Goal >>
Each line that contains the word "unos" counts once; give the total for the records below and nothing else.

Dataset records >>
..............................
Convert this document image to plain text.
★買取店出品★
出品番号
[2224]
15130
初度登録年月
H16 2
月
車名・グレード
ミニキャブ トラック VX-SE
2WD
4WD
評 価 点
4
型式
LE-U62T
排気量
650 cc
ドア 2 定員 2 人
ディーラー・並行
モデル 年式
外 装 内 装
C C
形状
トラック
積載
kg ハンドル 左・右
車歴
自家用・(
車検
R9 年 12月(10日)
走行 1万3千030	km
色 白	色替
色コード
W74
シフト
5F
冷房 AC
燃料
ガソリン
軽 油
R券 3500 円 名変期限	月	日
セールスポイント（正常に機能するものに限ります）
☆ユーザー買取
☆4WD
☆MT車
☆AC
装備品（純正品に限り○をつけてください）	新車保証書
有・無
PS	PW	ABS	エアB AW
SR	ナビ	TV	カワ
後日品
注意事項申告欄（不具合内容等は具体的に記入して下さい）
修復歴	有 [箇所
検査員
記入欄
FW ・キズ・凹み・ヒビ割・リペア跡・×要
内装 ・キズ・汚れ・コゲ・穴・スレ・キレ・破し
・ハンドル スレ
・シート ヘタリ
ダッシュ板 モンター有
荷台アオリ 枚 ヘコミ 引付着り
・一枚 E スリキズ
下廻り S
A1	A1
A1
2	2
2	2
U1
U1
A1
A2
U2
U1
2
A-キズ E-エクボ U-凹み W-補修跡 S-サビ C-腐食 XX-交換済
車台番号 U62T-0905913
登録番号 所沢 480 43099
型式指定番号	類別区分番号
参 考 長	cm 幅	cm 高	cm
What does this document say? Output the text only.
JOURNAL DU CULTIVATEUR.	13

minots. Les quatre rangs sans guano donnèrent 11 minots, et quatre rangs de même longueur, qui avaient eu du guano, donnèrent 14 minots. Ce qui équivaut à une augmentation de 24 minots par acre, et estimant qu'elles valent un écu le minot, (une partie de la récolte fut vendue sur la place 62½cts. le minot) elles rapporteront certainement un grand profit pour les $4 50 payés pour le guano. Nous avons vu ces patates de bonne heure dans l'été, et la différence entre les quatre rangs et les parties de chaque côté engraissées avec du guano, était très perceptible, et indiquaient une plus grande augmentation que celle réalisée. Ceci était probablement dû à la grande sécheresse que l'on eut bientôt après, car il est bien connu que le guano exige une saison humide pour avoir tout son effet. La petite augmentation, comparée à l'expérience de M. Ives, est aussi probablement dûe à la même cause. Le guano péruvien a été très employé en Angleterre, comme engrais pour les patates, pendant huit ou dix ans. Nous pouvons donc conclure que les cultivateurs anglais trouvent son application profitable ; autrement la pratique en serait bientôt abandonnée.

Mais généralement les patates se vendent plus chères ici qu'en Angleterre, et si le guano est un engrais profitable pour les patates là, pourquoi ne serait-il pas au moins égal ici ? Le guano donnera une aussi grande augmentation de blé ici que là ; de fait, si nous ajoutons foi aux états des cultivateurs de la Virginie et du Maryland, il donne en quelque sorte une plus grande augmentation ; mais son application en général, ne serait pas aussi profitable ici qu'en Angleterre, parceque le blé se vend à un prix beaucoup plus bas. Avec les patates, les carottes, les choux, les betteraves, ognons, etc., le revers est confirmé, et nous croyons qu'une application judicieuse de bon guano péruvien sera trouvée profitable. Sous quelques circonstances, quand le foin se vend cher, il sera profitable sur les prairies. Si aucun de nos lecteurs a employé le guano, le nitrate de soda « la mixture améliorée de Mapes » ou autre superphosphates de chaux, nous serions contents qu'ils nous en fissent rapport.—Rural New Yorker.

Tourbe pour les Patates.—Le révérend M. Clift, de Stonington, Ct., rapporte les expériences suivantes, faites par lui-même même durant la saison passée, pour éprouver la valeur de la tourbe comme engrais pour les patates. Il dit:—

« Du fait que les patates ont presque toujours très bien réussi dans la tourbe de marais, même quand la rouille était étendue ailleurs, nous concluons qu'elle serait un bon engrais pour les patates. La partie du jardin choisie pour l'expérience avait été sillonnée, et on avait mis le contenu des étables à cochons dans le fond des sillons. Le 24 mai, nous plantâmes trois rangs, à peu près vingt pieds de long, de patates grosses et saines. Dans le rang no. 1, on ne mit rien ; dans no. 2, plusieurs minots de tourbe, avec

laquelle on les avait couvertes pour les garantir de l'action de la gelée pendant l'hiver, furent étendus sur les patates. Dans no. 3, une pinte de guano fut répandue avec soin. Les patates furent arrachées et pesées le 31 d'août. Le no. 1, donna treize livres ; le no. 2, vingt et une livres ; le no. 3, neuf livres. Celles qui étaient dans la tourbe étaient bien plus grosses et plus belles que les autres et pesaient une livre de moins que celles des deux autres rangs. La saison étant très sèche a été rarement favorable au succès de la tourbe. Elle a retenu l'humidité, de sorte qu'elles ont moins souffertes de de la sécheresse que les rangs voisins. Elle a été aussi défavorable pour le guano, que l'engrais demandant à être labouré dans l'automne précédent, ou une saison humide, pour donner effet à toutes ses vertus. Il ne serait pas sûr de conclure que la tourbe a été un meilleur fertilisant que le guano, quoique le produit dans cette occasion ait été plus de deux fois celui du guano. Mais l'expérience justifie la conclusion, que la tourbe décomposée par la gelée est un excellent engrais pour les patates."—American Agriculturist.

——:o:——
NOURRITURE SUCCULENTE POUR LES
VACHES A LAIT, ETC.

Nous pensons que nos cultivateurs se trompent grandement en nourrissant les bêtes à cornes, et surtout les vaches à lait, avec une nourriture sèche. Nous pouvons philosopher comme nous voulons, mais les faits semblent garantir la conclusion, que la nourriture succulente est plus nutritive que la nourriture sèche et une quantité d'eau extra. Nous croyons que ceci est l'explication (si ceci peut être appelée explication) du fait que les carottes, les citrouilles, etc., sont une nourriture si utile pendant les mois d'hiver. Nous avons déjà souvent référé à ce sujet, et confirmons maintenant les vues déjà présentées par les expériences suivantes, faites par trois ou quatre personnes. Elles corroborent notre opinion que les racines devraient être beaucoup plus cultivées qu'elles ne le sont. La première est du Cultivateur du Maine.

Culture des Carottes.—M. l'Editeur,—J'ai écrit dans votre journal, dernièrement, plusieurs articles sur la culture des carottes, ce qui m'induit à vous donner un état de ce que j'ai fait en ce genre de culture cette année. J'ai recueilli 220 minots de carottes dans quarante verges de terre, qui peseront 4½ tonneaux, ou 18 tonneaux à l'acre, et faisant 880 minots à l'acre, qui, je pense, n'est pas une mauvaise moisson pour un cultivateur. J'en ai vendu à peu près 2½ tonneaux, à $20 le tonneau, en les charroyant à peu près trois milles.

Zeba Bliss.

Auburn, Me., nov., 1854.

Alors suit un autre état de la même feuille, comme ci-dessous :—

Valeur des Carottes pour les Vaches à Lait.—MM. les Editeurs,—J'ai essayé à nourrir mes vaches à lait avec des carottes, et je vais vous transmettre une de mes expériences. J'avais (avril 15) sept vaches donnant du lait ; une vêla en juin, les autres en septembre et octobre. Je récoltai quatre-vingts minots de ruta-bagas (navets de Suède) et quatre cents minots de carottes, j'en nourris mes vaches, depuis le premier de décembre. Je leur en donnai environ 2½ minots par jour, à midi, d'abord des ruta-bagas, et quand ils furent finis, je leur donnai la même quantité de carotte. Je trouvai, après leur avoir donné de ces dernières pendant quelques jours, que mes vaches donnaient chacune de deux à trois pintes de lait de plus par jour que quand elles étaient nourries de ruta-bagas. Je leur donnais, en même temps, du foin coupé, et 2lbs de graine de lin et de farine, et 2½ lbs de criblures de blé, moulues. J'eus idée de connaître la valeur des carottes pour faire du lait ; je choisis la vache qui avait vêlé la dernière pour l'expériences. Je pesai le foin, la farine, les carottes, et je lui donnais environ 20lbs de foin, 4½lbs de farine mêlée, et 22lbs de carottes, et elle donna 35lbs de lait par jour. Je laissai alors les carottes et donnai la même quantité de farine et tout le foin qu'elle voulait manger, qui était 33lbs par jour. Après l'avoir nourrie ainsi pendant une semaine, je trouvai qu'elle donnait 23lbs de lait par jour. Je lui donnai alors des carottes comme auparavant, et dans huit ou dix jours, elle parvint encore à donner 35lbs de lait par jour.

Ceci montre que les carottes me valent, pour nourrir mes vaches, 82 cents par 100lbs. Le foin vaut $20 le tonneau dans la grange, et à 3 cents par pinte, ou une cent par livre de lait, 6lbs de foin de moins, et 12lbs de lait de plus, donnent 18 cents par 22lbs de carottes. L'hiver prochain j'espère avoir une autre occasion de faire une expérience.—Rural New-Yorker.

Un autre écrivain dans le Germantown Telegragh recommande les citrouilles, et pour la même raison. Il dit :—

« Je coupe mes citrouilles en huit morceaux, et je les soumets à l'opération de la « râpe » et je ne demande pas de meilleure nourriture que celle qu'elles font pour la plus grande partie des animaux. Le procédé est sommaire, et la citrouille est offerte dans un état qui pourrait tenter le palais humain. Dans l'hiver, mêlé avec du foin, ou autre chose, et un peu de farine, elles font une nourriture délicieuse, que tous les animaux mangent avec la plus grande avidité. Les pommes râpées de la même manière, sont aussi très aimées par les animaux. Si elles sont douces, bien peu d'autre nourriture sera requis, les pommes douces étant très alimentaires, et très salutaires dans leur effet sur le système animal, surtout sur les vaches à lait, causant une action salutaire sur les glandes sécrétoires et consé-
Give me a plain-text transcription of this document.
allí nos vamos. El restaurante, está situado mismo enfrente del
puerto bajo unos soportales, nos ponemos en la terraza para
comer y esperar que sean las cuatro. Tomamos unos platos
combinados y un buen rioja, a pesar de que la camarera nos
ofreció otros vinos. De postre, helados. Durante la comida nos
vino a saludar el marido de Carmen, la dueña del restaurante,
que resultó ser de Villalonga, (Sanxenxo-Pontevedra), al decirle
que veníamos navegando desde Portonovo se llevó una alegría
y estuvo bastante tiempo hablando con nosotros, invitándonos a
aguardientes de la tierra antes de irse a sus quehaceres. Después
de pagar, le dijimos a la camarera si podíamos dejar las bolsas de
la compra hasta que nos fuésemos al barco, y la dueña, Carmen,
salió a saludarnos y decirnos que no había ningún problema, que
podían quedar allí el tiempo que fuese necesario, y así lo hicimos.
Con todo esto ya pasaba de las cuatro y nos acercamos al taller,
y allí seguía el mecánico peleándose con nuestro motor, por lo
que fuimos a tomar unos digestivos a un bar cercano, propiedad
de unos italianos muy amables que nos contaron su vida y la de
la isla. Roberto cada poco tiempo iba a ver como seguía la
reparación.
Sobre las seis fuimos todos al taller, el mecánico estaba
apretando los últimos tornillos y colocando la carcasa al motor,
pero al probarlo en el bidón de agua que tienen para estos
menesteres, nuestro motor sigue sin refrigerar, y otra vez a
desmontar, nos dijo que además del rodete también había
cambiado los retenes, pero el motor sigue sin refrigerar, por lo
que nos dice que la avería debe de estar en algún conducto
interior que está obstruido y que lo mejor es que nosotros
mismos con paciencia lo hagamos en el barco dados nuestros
..............................
Final result >>
4